Records about charts and figures:
[START]

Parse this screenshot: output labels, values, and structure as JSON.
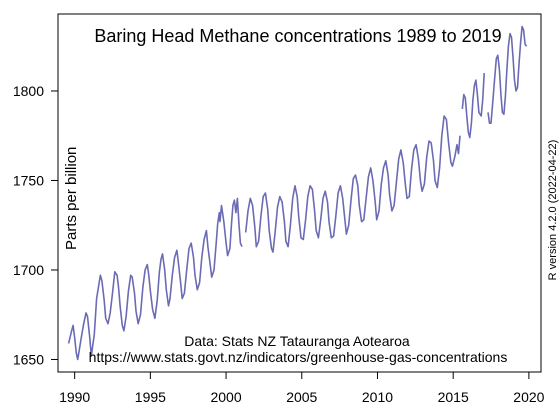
{
  "chart_data": {
    "type": "line",
    "title": "Baring Head Methane concentrations 1989 to 2019",
    "xlabel": "",
    "ylabel": "Parts per billion",
    "xlim": [
      1988.9,
      2020.8
    ],
    "ylim": [
      1643,
      1843
    ],
    "x_ticks": [
      1990,
      1995,
      2000,
      2005,
      2010,
      2015,
      2020
    ],
    "y_ticks": [
      1650,
      1700,
      1750,
      1800
    ],
    "grid": false,
    "legend": "none",
    "line_color": "#6B6BB5",
    "annotations": [
      "Data: Stats NZ Tatauranga Aotearoa",
      "https://www.stats.govt.nz/indicators/greenhouse-gas-concentrations"
    ],
    "side_note": "R version 4.2.0 (2022-04-22)",
    "series": [
      {
        "values": [
          [
            1989.6,
            1659
          ],
          [
            1989.8,
            1666
          ],
          [
            1989.9,
            1669
          ],
          [
            1990.0,
            1662
          ],
          [
            1990.1,
            1654
          ],
          [
            1990.2,
            1650
          ],
          [
            1990.3,
            1655
          ],
          [
            1990.45,
            1663
          ],
          [
            1990.6,
            1670
          ],
          [
            1990.75,
            1676
          ],
          [
            1990.85,
            1674
          ],
          [
            1991.0,
            1662
          ],
          [
            1991.1,
            1652
          ],
          [
            1991.3,
            1664
          ],
          [
            1991.45,
            1684
          ],
          [
            1991.6,
            1692
          ],
          [
            1991.7,
            1697
          ],
          [
            1991.8,
            1694
          ],
          [
            1991.95,
            1683
          ],
          [
            1992.05,
            1673
          ],
          [
            1992.2,
            1670
          ],
          [
            1992.35,
            1676
          ],
          [
            1992.5,
            1687
          ],
          [
            1992.65,
            1699
          ],
          [
            1992.8,
            1697
          ],
          [
            1992.9,
            1690
          ],
          [
            1993.0,
            1680
          ],
          [
            1993.15,
            1669
          ],
          [
            1993.25,
            1666
          ],
          [
            1993.4,
            1674
          ],
          [
            1993.55,
            1688
          ],
          [
            1993.7,
            1697
          ],
          [
            1993.8,
            1696
          ],
          [
            1993.95,
            1687
          ],
          [
            1994.05,
            1677
          ],
          [
            1994.2,
            1670
          ],
          [
            1994.35,
            1675
          ],
          [
            1994.5,
            1690
          ],
          [
            1994.65,
            1700
          ],
          [
            1994.8,
            1703
          ],
          [
            1994.9,
            1697
          ],
          [
            1995.0,
            1688
          ],
          [
            1995.15,
            1678
          ],
          [
            1995.3,
            1673
          ],
          [
            1995.45,
            1683
          ],
          [
            1995.6,
            1699
          ],
          [
            1995.7,
            1706
          ],
          [
            1995.8,
            1709
          ],
          [
            1995.95,
            1700
          ],
          [
            1996.05,
            1689
          ],
          [
            1996.2,
            1680
          ],
          [
            1996.3,
            1684
          ],
          [
            1996.45,
            1697
          ],
          [
            1996.6,
            1707
          ],
          [
            1996.75,
            1711
          ],
          [
            1996.85,
            1704
          ],
          [
            1997.0,
            1693
          ],
          [
            1997.1,
            1684
          ],
          [
            1997.25,
            1687
          ],
          [
            1997.4,
            1700
          ],
          [
            1997.55,
            1712
          ],
          [
            1997.7,
            1715
          ],
          [
            1997.85,
            1707
          ],
          [
            1997.95,
            1697
          ],
          [
            1998.1,
            1689
          ],
          [
            1998.25,
            1693
          ],
          [
            1998.4,
            1707
          ],
          [
            1998.55,
            1717
          ],
          [
            1998.7,
            1722
          ],
          [
            1998.8,
            1713
          ],
          [
            1998.95,
            1703
          ],
          [
            1999.05,
            1696
          ],
          [
            1999.2,
            1700
          ],
          [
            1999.35,
            1715
          ],
          [
            1999.45,
            1726
          ],
          [
            1999.55,
            1732
          ],
          [
            1999.6,
            1727
          ],
          [
            1999.7,
            1736
          ],
          [
            1999.85,
            1727
          ],
          [
            2000.0,
            1715
          ],
          [
            2000.1,
            1708
          ],
          [
            2000.25,
            1712
          ],
          [
            2000.35,
            1725
          ],
          [
            2000.45,
            1736
          ],
          [
            2000.55,
            1739
          ],
          [
            2000.65,
            1732
          ],
          [
            2000.75,
            1740
          ],
          [
            2000.85,
            1726
          ],
          [
            2000.95,
            1715
          ],
          [
            2001.05,
            1713
          ]
        ]
      },
      {
        "values": [
          [
            2001.3,
            1721
          ],
          [
            2001.45,
            1733
          ],
          [
            2001.6,
            1740
          ],
          [
            2001.75,
            1736
          ],
          [
            2001.9,
            1724
          ],
          [
            2002.0,
            1713
          ],
          [
            2002.15,
            1716
          ],
          [
            2002.3,
            1730
          ],
          [
            2002.45,
            1741
          ],
          [
            2002.6,
            1743
          ],
          [
            2002.75,
            1734
          ],
          [
            2002.85,
            1722
          ],
          [
            2003.0,
            1712
          ],
          [
            2003.1,
            1710
          ],
          [
            2003.25,
            1722
          ],
          [
            2003.4,
            1735
          ],
          [
            2003.55,
            1741
          ],
          [
            2003.7,
            1738
          ],
          [
            2003.85,
            1727
          ],
          [
            2003.95,
            1716
          ],
          [
            2004.1,
            1713
          ],
          [
            2004.25,
            1725
          ],
          [
            2004.4,
            1740
          ],
          [
            2004.55,
            1747
          ],
          [
            2004.7,
            1741
          ],
          [
            2004.8,
            1730
          ],
          [
            2004.95,
            1718
          ],
          [
            2005.1,
            1717
          ],
          [
            2005.25,
            1728
          ],
          [
            2005.4,
            1741
          ],
          [
            2005.55,
            1747
          ],
          [
            2005.7,
            1745
          ],
          [
            2005.85,
            1733
          ],
          [
            2005.95,
            1722
          ],
          [
            2006.1,
            1718
          ],
          [
            2006.25,
            1728
          ],
          [
            2006.4,
            1740
          ],
          [
            2006.55,
            1744
          ],
          [
            2006.7,
            1738
          ],
          [
            2006.8,
            1727
          ],
          [
            2006.95,
            1718
          ],
          [
            2007.1,
            1719
          ],
          [
            2007.25,
            1730
          ],
          [
            2007.4,
            1743
          ],
          [
            2007.55,
            1747
          ],
          [
            2007.7,
            1740
          ],
          [
            2007.85,
            1728
          ],
          [
            2007.95,
            1720
          ],
          [
            2008.1,
            1725
          ],
          [
            2008.25,
            1739
          ],
          [
            2008.4,
            1751
          ],
          [
            2008.55,
            1753
          ],
          [
            2008.7,
            1747
          ],
          [
            2008.8,
            1736
          ],
          [
            2008.95,
            1727
          ],
          [
            2009.1,
            1728
          ],
          [
            2009.25,
            1740
          ],
          [
            2009.4,
            1752
          ],
          [
            2009.55,
            1757
          ],
          [
            2009.7,
            1750
          ],
          [
            2009.85,
            1738
          ],
          [
            2009.95,
            1728
          ],
          [
            2010.1,
            1733
          ],
          [
            2010.25,
            1748
          ],
          [
            2010.4,
            1757
          ],
          [
            2010.55,
            1761
          ],
          [
            2010.7,
            1753
          ],
          [
            2010.8,
            1742
          ],
          [
            2010.95,
            1733
          ],
          [
            2011.1,
            1736
          ],
          [
            2011.25,
            1749
          ],
          [
            2011.4,
            1762
          ],
          [
            2011.55,
            1767
          ],
          [
            2011.7,
            1760
          ],
          [
            2011.85,
            1747
          ],
          [
            2011.95,
            1740
          ],
          [
            2012.1,
            1741
          ],
          [
            2012.25,
            1756
          ],
          [
            2012.4,
            1767
          ],
          [
            2012.55,
            1770
          ],
          [
            2012.7,
            1762
          ],
          [
            2012.85,
            1749
          ],
          [
            2012.95,
            1744
          ],
          [
            2013.1,
            1748
          ],
          [
            2013.25,
            1763
          ],
          [
            2013.4,
            1772
          ],
          [
            2013.55,
            1771
          ],
          [
            2013.7,
            1761
          ],
          [
            2013.8,
            1750
          ],
          [
            2013.95,
            1746
          ],
          [
            2014.1,
            1757
          ],
          [
            2014.25,
            1775
          ],
          [
            2014.4,
            1786
          ],
          [
            2014.55,
            1784
          ],
          [
            2014.7,
            1771
          ],
          [
            2014.85,
            1760
          ],
          [
            2014.95,
            1758
          ],
          [
            2015.1,
            1763
          ],
          [
            2015.25,
            1770
          ],
          [
            2015.35,
            1765
          ],
          [
            2015.45,
            1775
          ]
        ]
      },
      {
        "values": [
          [
            2015.6,
            1790
          ],
          [
            2015.7,
            1798
          ],
          [
            2015.8,
            1796
          ],
          [
            2015.9,
            1786
          ],
          [
            2016.0,
            1777
          ],
          [
            2016.1,
            1774
          ],
          [
            2016.2,
            1782
          ],
          [
            2016.3,
            1795
          ],
          [
            2016.4,
            1803
          ],
          [
            2016.5,
            1806
          ],
          [
            2016.6,
            1798
          ],
          [
            2016.7,
            1788
          ],
          [
            2016.85,
            1786
          ],
          [
            2016.95,
            1795
          ],
          [
            2017.05,
            1810
          ]
        ]
      },
      {
        "values": [
          [
            2017.3,
            1788
          ],
          [
            2017.4,
            1782
          ],
          [
            2017.5,
            1782
          ],
          [
            2017.6,
            1792
          ],
          [
            2017.75,
            1808
          ],
          [
            2017.85,
            1818
          ],
          [
            2017.95,
            1820
          ],
          [
            2018.05,
            1812
          ],
          [
            2018.15,
            1798
          ],
          [
            2018.25,
            1788
          ],
          [
            2018.35,
            1787
          ],
          [
            2018.45,
            1797
          ],
          [
            2018.55,
            1812
          ],
          [
            2018.65,
            1825
          ],
          [
            2018.75,
            1832
          ],
          [
            2018.85,
            1830
          ],
          [
            2018.95,
            1819
          ],
          [
            2019.05,
            1806
          ],
          [
            2019.15,
            1800
          ],
          [
            2019.25,
            1802
          ],
          [
            2019.35,
            1815
          ],
          [
            2019.45,
            1827
          ],
          [
            2019.55,
            1836
          ],
          [
            2019.65,
            1834
          ],
          [
            2019.75,
            1826
          ],
          [
            2019.85,
            1825
          ]
        ]
      }
    ]
  }
}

[END]

— SET TASK —
Identify the lines in the entries that hold "concentrations" and return each one.

— THE ANSWER —
    "title": "Baring Head Methane concentrations 1989 to 2019",
      "https://www.stats.govt.nz/indicators/greenhouse-gas-concentrations"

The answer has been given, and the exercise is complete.